_Listing_:
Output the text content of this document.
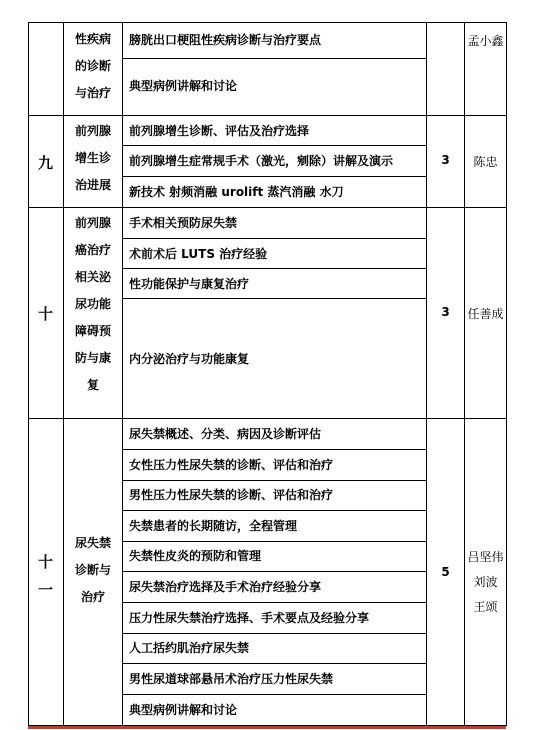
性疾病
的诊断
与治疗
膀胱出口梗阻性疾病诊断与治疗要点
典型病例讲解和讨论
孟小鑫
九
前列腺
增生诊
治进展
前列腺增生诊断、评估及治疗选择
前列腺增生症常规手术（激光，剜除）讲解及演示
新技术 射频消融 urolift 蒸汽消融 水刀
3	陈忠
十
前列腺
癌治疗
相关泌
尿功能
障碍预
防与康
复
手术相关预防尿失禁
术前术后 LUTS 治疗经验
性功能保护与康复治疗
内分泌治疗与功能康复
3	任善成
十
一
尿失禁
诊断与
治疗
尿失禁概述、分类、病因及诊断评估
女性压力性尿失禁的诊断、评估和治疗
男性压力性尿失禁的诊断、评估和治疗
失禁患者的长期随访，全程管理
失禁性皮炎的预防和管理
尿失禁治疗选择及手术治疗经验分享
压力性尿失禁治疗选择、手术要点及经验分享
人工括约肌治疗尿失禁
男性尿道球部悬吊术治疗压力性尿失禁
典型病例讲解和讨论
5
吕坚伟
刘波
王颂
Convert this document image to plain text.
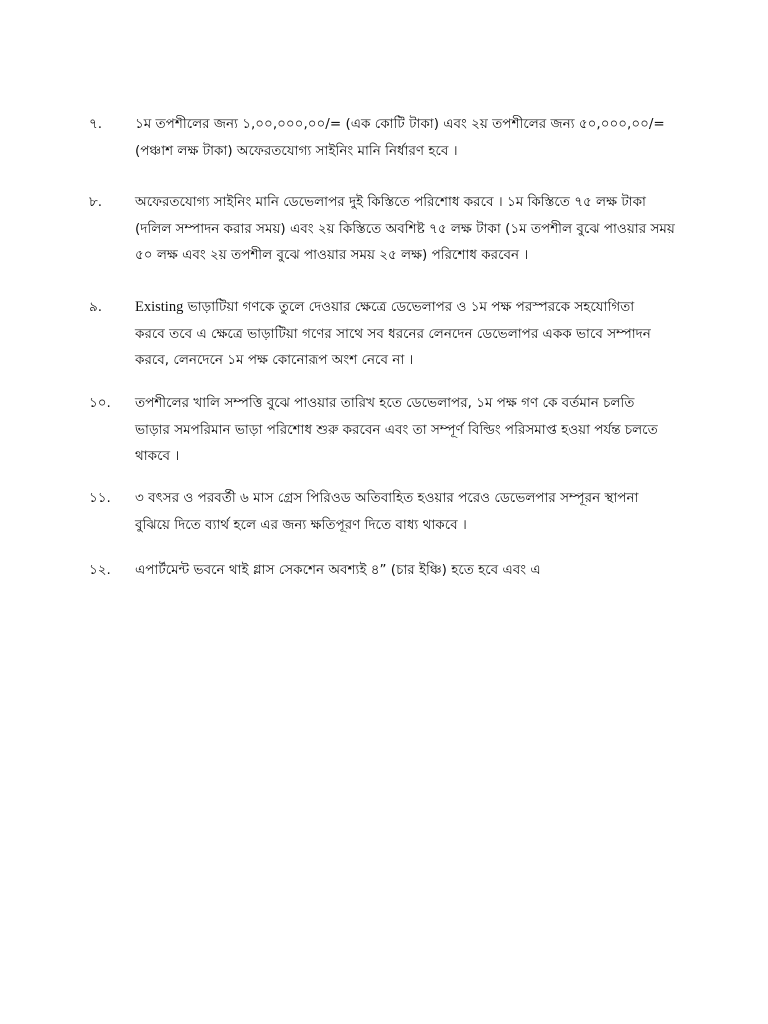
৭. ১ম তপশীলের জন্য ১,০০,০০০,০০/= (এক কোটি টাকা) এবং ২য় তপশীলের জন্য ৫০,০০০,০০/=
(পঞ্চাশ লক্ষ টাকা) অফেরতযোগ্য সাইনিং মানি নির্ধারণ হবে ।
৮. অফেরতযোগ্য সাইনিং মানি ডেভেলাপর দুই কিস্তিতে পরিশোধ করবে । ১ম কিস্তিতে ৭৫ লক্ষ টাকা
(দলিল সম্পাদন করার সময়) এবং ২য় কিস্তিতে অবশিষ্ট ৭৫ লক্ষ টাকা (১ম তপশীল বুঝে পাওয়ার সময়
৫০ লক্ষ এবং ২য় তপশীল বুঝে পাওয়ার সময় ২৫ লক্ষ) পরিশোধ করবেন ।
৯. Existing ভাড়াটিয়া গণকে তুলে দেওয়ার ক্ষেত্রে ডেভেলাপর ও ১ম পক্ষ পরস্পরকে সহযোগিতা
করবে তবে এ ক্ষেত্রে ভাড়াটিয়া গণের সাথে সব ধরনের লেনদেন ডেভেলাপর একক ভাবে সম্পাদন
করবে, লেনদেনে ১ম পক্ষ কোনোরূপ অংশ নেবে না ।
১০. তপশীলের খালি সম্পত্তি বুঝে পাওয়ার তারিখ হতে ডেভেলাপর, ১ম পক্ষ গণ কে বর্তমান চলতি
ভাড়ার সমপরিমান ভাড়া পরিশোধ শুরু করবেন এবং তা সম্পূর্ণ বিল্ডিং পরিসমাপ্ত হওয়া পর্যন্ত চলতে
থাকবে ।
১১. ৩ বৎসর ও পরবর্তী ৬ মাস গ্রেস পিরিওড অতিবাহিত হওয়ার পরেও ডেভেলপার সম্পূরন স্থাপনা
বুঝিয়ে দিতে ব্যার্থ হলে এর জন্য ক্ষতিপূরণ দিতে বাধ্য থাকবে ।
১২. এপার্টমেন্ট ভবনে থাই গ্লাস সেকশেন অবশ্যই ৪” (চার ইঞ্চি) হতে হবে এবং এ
--
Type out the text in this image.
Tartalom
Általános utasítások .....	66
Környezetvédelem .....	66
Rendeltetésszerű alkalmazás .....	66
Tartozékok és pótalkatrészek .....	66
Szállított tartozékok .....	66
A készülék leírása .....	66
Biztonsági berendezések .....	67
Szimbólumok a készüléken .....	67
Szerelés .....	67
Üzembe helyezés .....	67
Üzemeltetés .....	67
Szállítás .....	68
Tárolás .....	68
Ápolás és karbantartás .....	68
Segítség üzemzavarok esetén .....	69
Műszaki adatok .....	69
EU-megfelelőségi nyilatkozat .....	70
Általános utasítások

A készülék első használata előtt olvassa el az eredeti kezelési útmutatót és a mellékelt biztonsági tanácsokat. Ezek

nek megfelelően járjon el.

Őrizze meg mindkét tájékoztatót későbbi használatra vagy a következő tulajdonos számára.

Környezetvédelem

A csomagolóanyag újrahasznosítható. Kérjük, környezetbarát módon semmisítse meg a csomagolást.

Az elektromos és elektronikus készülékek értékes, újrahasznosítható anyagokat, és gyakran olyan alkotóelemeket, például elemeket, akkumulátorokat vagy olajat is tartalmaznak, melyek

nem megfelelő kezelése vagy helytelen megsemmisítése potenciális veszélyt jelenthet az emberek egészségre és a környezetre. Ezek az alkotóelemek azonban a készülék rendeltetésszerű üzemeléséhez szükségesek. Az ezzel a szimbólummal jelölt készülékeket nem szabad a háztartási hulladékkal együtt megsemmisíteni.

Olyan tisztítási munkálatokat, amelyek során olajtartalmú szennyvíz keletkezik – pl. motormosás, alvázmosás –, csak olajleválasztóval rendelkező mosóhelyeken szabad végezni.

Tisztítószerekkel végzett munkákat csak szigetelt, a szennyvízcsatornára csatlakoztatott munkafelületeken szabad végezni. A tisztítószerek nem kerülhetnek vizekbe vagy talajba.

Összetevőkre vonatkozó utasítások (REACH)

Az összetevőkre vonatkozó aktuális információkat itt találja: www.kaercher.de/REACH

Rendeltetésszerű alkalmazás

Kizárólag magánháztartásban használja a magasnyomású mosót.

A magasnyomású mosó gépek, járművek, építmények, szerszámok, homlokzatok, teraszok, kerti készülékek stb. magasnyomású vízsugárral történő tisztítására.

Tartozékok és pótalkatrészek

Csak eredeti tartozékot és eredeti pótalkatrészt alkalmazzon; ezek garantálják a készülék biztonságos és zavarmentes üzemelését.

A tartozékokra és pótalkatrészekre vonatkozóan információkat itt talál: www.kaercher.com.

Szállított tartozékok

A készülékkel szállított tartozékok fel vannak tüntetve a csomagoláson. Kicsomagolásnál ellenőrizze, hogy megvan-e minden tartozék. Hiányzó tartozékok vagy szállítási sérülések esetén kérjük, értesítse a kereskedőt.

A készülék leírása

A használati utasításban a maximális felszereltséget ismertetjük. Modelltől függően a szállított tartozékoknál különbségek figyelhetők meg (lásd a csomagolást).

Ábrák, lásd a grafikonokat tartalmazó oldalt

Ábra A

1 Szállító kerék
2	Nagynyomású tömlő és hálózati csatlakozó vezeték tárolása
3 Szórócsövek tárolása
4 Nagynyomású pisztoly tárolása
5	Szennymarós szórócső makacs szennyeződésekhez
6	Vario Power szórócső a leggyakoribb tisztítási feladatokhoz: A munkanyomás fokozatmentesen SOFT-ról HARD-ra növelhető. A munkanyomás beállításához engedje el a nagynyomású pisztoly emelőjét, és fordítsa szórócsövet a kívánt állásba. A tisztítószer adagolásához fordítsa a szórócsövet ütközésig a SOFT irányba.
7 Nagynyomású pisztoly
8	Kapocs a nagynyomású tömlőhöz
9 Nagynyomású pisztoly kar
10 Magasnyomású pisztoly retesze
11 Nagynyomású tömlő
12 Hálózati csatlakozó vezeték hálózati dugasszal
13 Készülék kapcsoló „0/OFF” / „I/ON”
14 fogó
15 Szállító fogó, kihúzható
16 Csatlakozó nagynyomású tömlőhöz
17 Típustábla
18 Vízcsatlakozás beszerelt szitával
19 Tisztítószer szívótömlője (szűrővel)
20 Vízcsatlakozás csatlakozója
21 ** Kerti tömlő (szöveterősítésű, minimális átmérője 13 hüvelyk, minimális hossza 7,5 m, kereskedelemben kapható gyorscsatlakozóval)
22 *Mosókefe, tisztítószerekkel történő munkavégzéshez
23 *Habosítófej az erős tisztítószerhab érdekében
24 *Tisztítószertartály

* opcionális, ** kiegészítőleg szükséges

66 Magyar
--
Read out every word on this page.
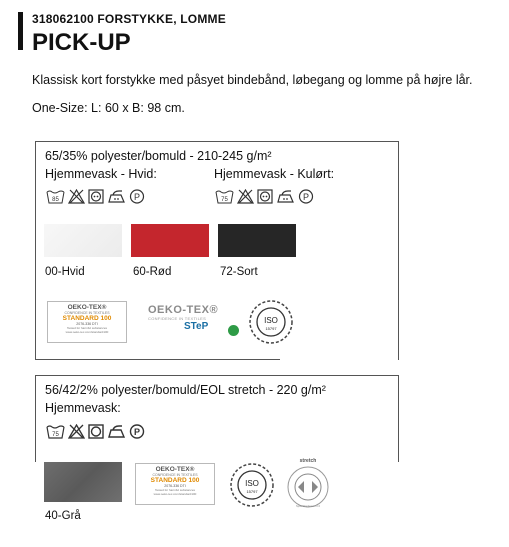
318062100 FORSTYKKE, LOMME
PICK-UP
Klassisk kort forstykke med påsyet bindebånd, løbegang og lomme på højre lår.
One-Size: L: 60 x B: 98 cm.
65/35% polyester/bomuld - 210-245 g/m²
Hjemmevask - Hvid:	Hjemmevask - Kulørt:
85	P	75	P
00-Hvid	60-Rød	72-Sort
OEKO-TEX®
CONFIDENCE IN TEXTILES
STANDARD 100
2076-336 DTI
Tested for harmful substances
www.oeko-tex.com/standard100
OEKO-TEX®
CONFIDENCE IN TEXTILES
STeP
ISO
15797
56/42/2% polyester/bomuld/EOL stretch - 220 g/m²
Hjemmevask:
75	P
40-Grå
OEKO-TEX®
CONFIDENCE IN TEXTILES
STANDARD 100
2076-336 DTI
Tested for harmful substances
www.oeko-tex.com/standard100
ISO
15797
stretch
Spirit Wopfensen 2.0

_Task description_:
Find every line in the records above that holds the word "leírása", and copy each one.

_Expected output_:
A készülék leírása .....	66
A készülék leírása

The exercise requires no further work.